MATERIALS PROVIDED:

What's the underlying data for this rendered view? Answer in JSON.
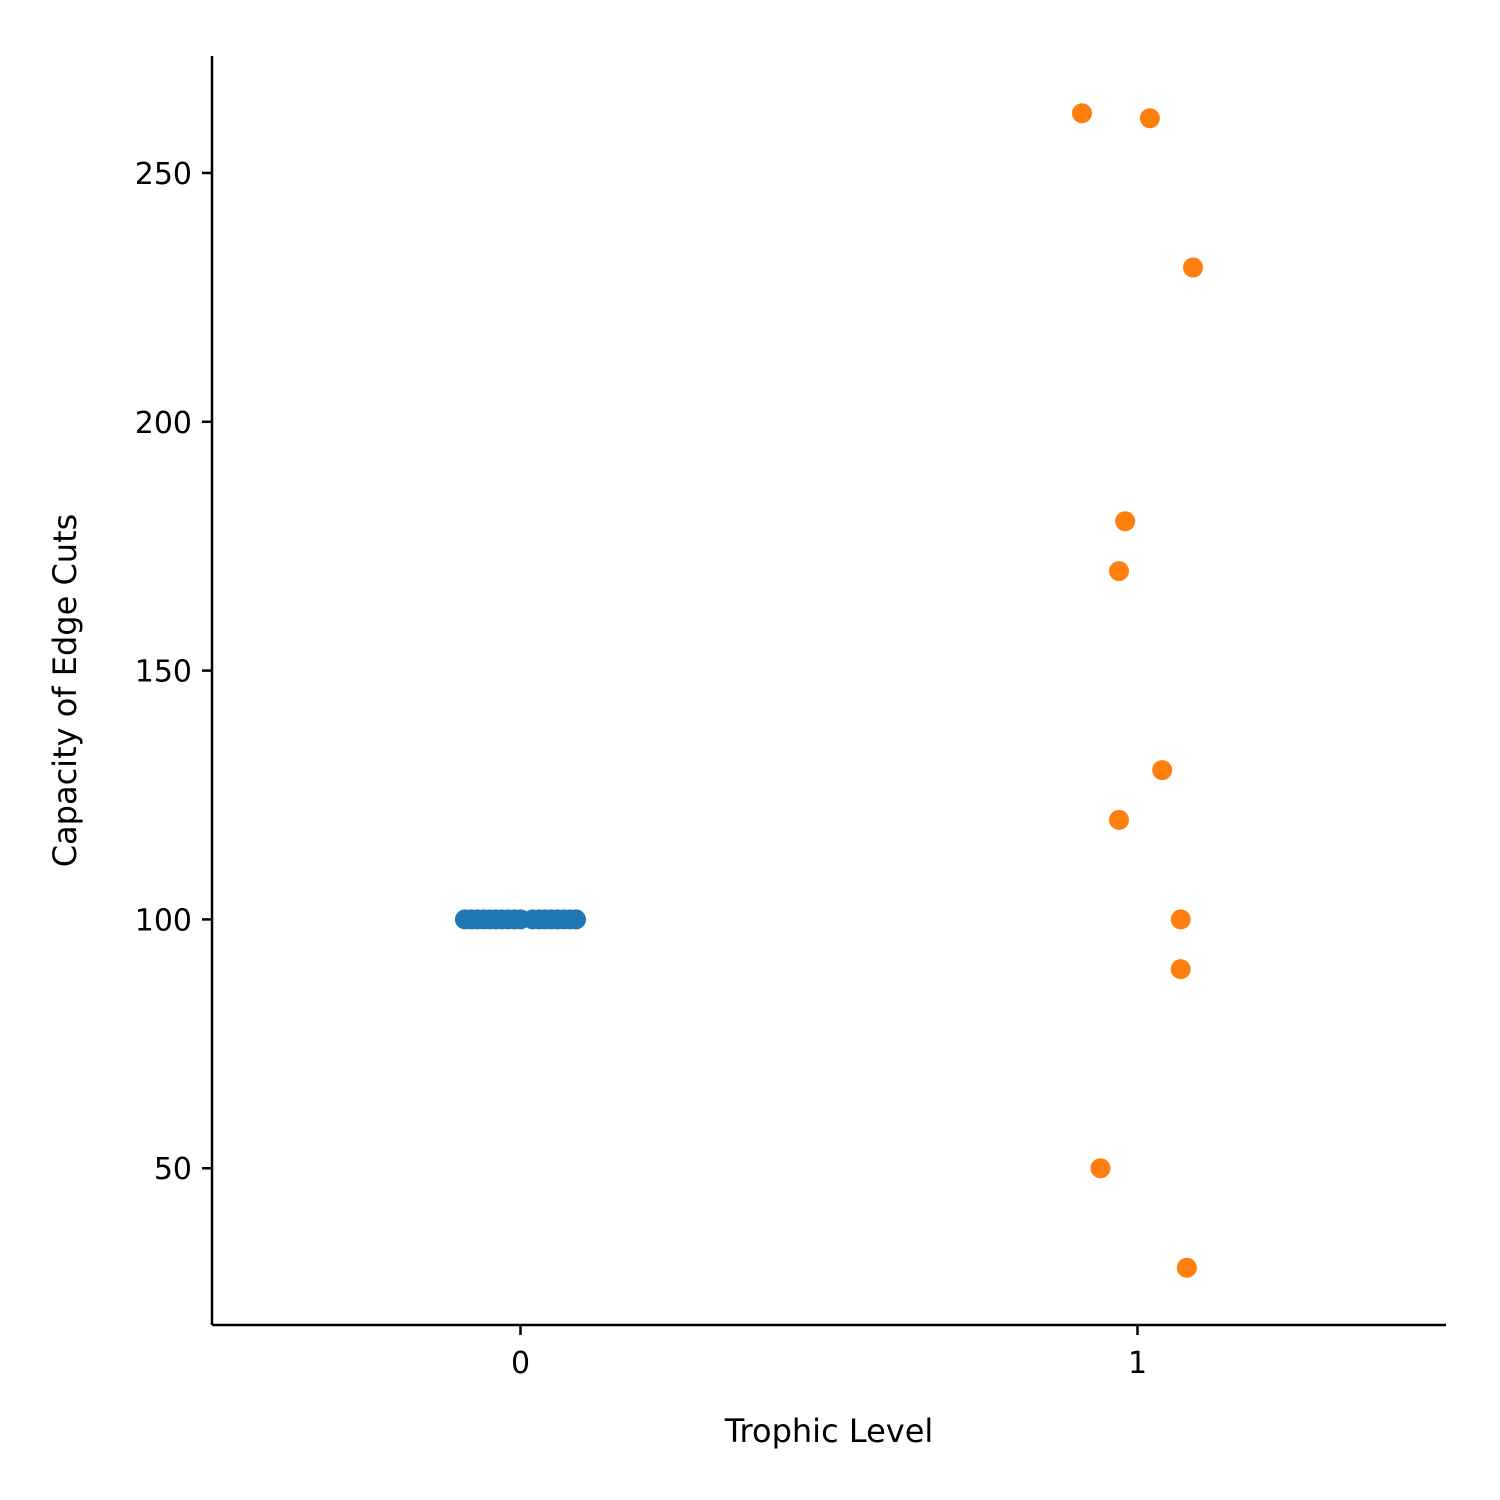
{
  "chart_data": {
    "type": "scatter",
    "title": "",
    "xlabel": "Trophic Level",
    "ylabel": "Capacity of Edge Cuts",
    "xlim": [
      -0.5,
      1.5
    ],
    "ylim": [
      18.5,
      273.5
    ],
    "x_ticks": [
      0,
      1
    ],
    "x_tick_labels": [
      "0",
      "1"
    ],
    "y_ticks": [
      50,
      100,
      150,
      200,
      250
    ],
    "y_tick_labels": [
      "50",
      "100",
      "150",
      "200",
      "250"
    ],
    "grid": false,
    "legend": "none",
    "series": [
      {
        "color": "#1f77b4",
        "points": [
          {
            "x": -0.09,
            "y": 100
          },
          {
            "x": -0.08,
            "y": 100
          },
          {
            "x": -0.07,
            "y": 100
          },
          {
            "x": -0.06,
            "y": 100
          },
          {
            "x": -0.05,
            "y": 100
          },
          {
            "x": -0.04,
            "y": 100
          },
          {
            "x": -0.03,
            "y": 100
          },
          {
            "x": -0.02,
            "y": 100
          },
          {
            "x": -0.01,
            "y": 100
          },
          {
            "x": 0.0,
            "y": 100
          },
          {
            "x": 0.02,
            "y": 100
          },
          {
            "x": 0.03,
            "y": 100
          },
          {
            "x": 0.04,
            "y": 100
          },
          {
            "x": 0.05,
            "y": 100
          },
          {
            "x": 0.06,
            "y": 100
          },
          {
            "x": 0.07,
            "y": 100
          },
          {
            "x": 0.08,
            "y": 100
          },
          {
            "x": 0.09,
            "y": 100
          }
        ]
      },
      {
        "color": "#ff7f0e",
        "points": [
          {
            "x": 0.91,
            "y": 262
          },
          {
            "x": 1.02,
            "y": 261
          },
          {
            "x": 1.09,
            "y": 231
          },
          {
            "x": 0.98,
            "y": 180
          },
          {
            "x": 0.97,
            "y": 170
          },
          {
            "x": 1.04,
            "y": 130
          },
          {
            "x": 0.97,
            "y": 120
          },
          {
            "x": 1.07,
            "y": 100
          },
          {
            "x": 1.07,
            "y": 90
          },
          {
            "x": 0.94,
            "y": 50
          },
          {
            "x": 1.08,
            "y": 30
          }
        ]
      }
    ]
  }
}
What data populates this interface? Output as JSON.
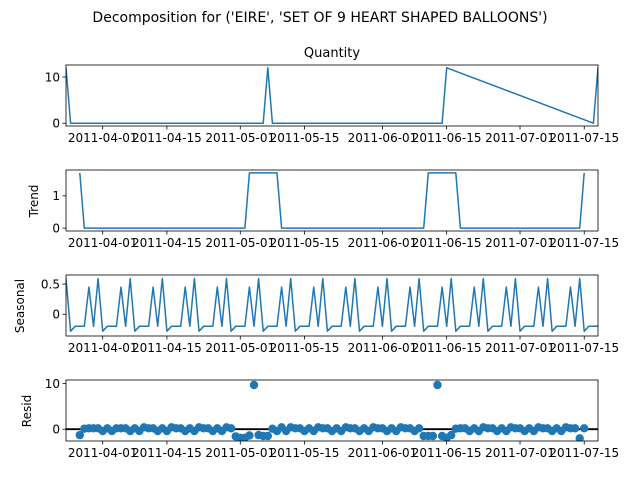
{
  "figure": {
    "suptitle": "Decomposition for ('EIRE', 'SET OF 9 HEART SHAPED BALLOONS')"
  },
  "chart_data": [
    {
      "type": "line",
      "panel": "observed",
      "title": "Quantity",
      "ylabel": "",
      "xlim": [
        "2011-03-24",
        "2011-07-18"
      ],
      "ylim": [
        -0.6,
        12.6
      ],
      "yticks": [
        0,
        10
      ],
      "xticks": [
        "2011-04-01",
        "2011-04-15",
        "2011-05-01",
        "2011-05-15",
        "2011-06-01",
        "2011-06-15",
        "2011-07-01",
        "2011-07-15"
      ],
      "color": "#1f77b4",
      "series": [
        {
          "x": [
            "2011-03-24",
            "2011-03-25",
            "2011-05-06",
            "2011-05-07",
            "2011-05-08",
            "2011-06-13",
            "2011-06-14",
            "2011-06-15",
            "2011-07-17",
            "2011-07-18"
          ],
          "values": [
            12,
            0,
            0,
            12,
            0,
            0,
            0,
            12,
            0,
            12
          ]
        }
      ]
    },
    {
      "type": "line",
      "panel": "trend",
      "title": "",
      "ylabel": "Trend",
      "xlim": [
        "2011-03-24",
        "2011-07-18"
      ],
      "ylim": [
        -0.09,
        1.8
      ],
      "yticks": [
        0,
        1
      ],
      "xticks": [
        "2011-04-01",
        "2011-04-15",
        "2011-05-01",
        "2011-05-15",
        "2011-06-01",
        "2011-06-15",
        "2011-07-01",
        "2011-07-15"
      ],
      "color": "#1f77b4",
      "series": [
        {
          "x": [
            "2011-03-27",
            "2011-03-28",
            "2011-05-02",
            "2011-05-03",
            "2011-05-09",
            "2011-05-10",
            "2011-06-10",
            "2011-06-11",
            "2011-06-17",
            "2011-06-18",
            "2011-07-14",
            "2011-07-15"
          ],
          "values": [
            1.71,
            0,
            0,
            1.71,
            1.71,
            0,
            0,
            1.71,
            1.71,
            0,
            0,
            1.71
          ]
        }
      ]
    },
    {
      "type": "line",
      "panel": "seasonal",
      "title": "",
      "ylabel": "Seasonal",
      "xlim": [
        "2011-03-24",
        "2011-07-18"
      ],
      "ylim": [
        -0.36,
        0.65
      ],
      "yticks": [
        0.0,
        0.5
      ],
      "xticks": [
        "2011-04-01",
        "2011-04-15",
        "2011-05-01",
        "2011-05-15",
        "2011-06-01",
        "2011-06-15",
        "2011-07-01",
        "2011-07-15"
      ],
      "color": "#1f77b4",
      "period": 7,
      "pattern": [
        0.59,
        -0.28,
        -0.2,
        -0.2,
        -0.2,
        0.45,
        -0.2
      ]
    },
    {
      "type": "scatter",
      "panel": "resid",
      "title": "",
      "ylabel": "Resid",
      "xlim": [
        "2011-03-24",
        "2011-07-18"
      ],
      "ylim": [
        -2.6,
        10.8
      ],
      "yticks": [
        0,
        10
      ],
      "xticks": [
        "2011-04-01",
        "2011-04-15",
        "2011-05-01",
        "2011-05-15",
        "2011-06-01",
        "2011-06-15",
        "2011-07-01",
        "2011-07-15"
      ],
      "color": "#1f77b4",
      "baseline": 0,
      "series": [
        {
          "x": [
            "2011-03-27",
            "2011-03-28",
            "2011-03-29",
            "2011-03-30",
            "2011-03-31",
            "2011-04-01",
            "2011-04-02",
            "2011-04-03",
            "2011-04-04",
            "2011-04-05",
            "2011-04-06",
            "2011-04-07",
            "2011-04-08",
            "2011-04-09",
            "2011-04-10",
            "2011-04-11",
            "2011-04-12",
            "2011-04-13",
            "2011-04-14",
            "2011-04-15",
            "2011-04-16",
            "2011-04-17",
            "2011-04-18",
            "2011-04-19",
            "2011-04-20",
            "2011-04-21",
            "2011-04-22",
            "2011-04-23",
            "2011-04-24",
            "2011-04-25",
            "2011-04-26",
            "2011-04-27",
            "2011-04-28",
            "2011-04-29",
            "2011-04-30",
            "2011-05-01",
            "2011-05-02",
            "2011-05-03",
            "2011-05-04",
            "2011-05-05",
            "2011-05-06",
            "2011-05-07",
            "2011-05-08",
            "2011-05-09",
            "2011-05-10",
            "2011-05-11",
            "2011-05-12",
            "2011-05-13",
            "2011-05-14",
            "2011-05-15",
            "2011-05-16",
            "2011-05-17",
            "2011-05-18",
            "2011-05-19",
            "2011-05-20",
            "2011-05-21",
            "2011-05-22",
            "2011-05-23",
            "2011-05-24",
            "2011-05-25",
            "2011-05-26",
            "2011-05-27",
            "2011-05-28",
            "2011-05-29",
            "2011-05-30",
            "2011-05-31",
            "2011-06-01",
            "2011-06-02",
            "2011-06-03",
            "2011-06-04",
            "2011-06-05",
            "2011-06-06",
            "2011-06-07",
            "2011-06-08",
            "2011-06-09",
            "2011-06-10",
            "2011-06-11",
            "2011-06-12",
            "2011-06-13",
            "2011-06-14",
            "2011-06-15",
            "2011-06-16",
            "2011-06-17",
            "2011-06-18",
            "2011-06-19",
            "2011-06-20",
            "2011-06-21",
            "2011-06-22",
            "2011-06-23",
            "2011-06-24",
            "2011-06-25",
            "2011-06-26",
            "2011-06-27",
            "2011-06-28",
            "2011-06-29",
            "2011-06-30",
            "2011-07-01",
            "2011-07-02",
            "2011-07-03",
            "2011-07-04",
            "2011-07-05",
            "2011-07-06",
            "2011-07-07",
            "2011-07-08",
            "2011-07-09",
            "2011-07-10",
            "2011-07-11",
            "2011-07-12",
            "2011-07-13",
            "2011-07-14",
            "2011-07-15"
          ],
          "values": [
            -1.3,
            0.1,
            0.2,
            0.2,
            0.2,
            -0.4,
            0.2,
            -0.4,
            0.2,
            0.2,
            0.2,
            -0.4,
            0.2,
            -0.4,
            0.4,
            0.2,
            0.2,
            -0.4,
            0.2,
            -0.4,
            0.4,
            0.2,
            0.2,
            -0.4,
            0.2,
            -0.4,
            0.4,
            0.2,
            0.2,
            -0.4,
            0.2,
            -0.4,
            0.4,
            0.2,
            -1.6,
            -1.9,
            -1.9,
            -1.4,
            9.7,
            -1.3,
            -1.5,
            -1.5,
            0.1,
            -0.4,
            0.4,
            -0.4,
            0.4,
            0.2,
            0.2,
            -0.4,
            0.2,
            -0.4,
            0.4,
            0.2,
            0.2,
            -0.4,
            0.2,
            -0.4,
            0.4,
            0.2,
            0.2,
            -0.4,
            0.2,
            -0.4,
            0.4,
            0.2,
            0.2,
            -0.4,
            0.2,
            -0.4,
            0.4,
            0.2,
            0.2,
            -0.4,
            0.2,
            -1.5,
            -1.5,
            -1.5,
            9.7,
            -1.5,
            -1.9,
            -1.3,
            0.1,
            0.2,
            0.2,
            -0.4,
            0.2,
            -0.4,
            0.4,
            0.2,
            0.2,
            -0.4,
            0.2,
            -0.4,
            0.4,
            0.2,
            0.2,
            -0.4,
            0.2,
            -0.4,
            0.4,
            0.2,
            0.2,
            -0.4,
            0.2,
            -0.4,
            0.4,
            0.2,
            0.2,
            -2.0,
            0.2
          ]
        }
      ]
    }
  ]
}
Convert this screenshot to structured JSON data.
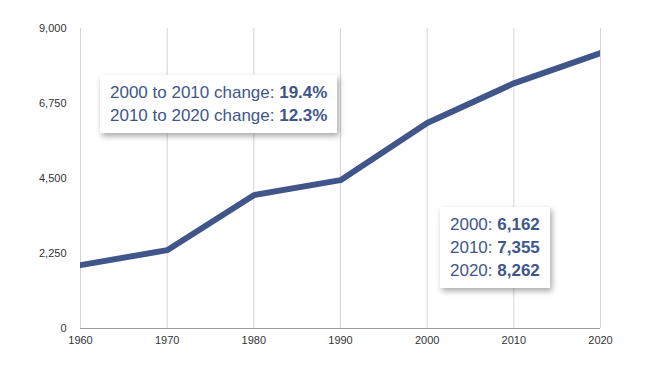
{
  "chart_data": {
    "type": "line",
    "x": [
      1960,
      1970,
      1980,
      1990,
      2000,
      2010,
      2020
    ],
    "values": [
      1900,
      2350,
      4000,
      4450,
      6162,
      7355,
      8262
    ],
    "color": "#40568a",
    "xlim": [
      1960,
      2020
    ],
    "xticks": [
      1960,
      1970,
      1980,
      1990,
      2000,
      2010,
      2020
    ],
    "ylim": [
      0,
      9000
    ],
    "yticks": [
      0,
      {
        "value": 2250,
        "label": "2,250"
      },
      {
        "value": 4500,
        "label": "4,500"
      },
      {
        "value": 6750,
        "label": "6,750"
      },
      {
        "value": 9000,
        "label": "9,000"
      }
    ],
    "grid": true,
    "annotations": [
      [
        {
          "label": "2000 to 2010 change:",
          "value": "19.4%"
        },
        {
          "label": "2010 to 2020 change:",
          "value": "12.3%"
        }
      ],
      [
        {
          "label": "2000:",
          "value": "6,162"
        },
        {
          "label": "2010:",
          "value": "7,355"
        },
        {
          "label": "2020:",
          "value": "8,262"
        }
      ]
    ]
  }
}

STATED PROBLEM: In the entries above, find each line with the word "What" and show it.

THE RESULT:
What's the underlying data for this rendered view? Answer in JSON.
What data populates this interface? Output as JSON.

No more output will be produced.